Stored records
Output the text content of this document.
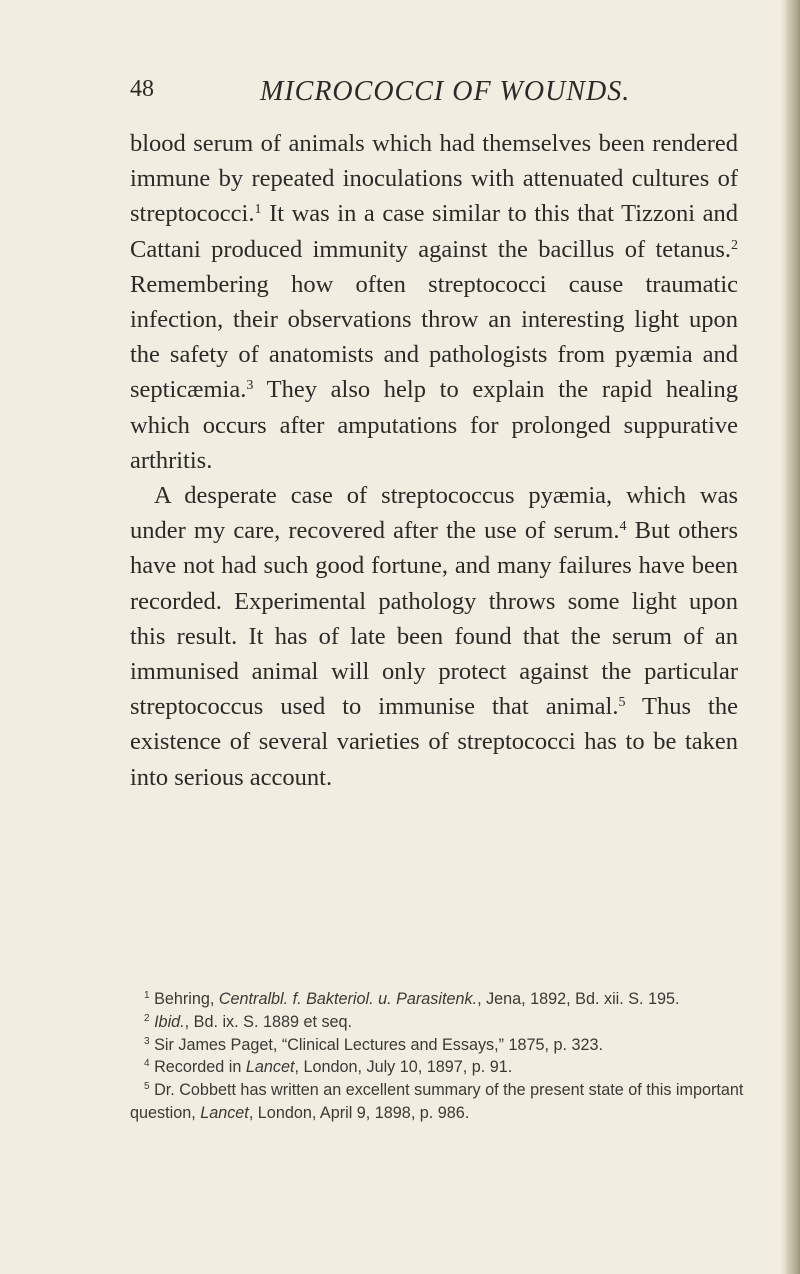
48	MICROCOCCI OF WOUNDS.

blood serum of animals which had themselves been rendered immune by repeated inoculations with attenuated cultures of streptococci.$^1$ It was in a case similar to this that Tizzoni and Cattani produced immunity against the bacillus of tetanus.$^2$ Remembering how often streptococci cause traumatic infection, their observations throw an interesting light upon the safety of anatomists and pathologists from pyæmia and septicæmia.$^3$ They also help to explain the rapid healing which occurs after amputations for prolonged suppurative arthritis.

A desperate case of streptococcus pyæmia, which was under my care, recovered after the use of serum.$^4$ But others have not had such good fortune, and many failures have been recorded. Experimental pathology throws some light upon this result. It has of late been found that the serum of an immunised animal will only protect against the particular streptococcus used to immunise that animal.$^5$ Thus the existence of several varieties of streptococci has to be taken into serious account.

$^1$ Behring, Centralbl. f. Bakteriol. u. Parasitenk., Jena, 1892, Bd. xii. S. 195.

$^2$ Ibid., Bd. ix. S. 1889 et seq.

$^3$ Sir James Paget, “Clinical Lectures and Essays,” 1875, p. 323.

$^4$ Recorded in Lancet, London, July 10, 1897, p. 91.

$^5$ Dr. Cobbett has written an excellent summary of the present state of this important question, Lancet, London, April 9, 1898, p. 986.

# TASK PROMPT:
Within the entries above, report how many lines include "which", and keep the answer to the number.

# EXPECTED ANSWER:
2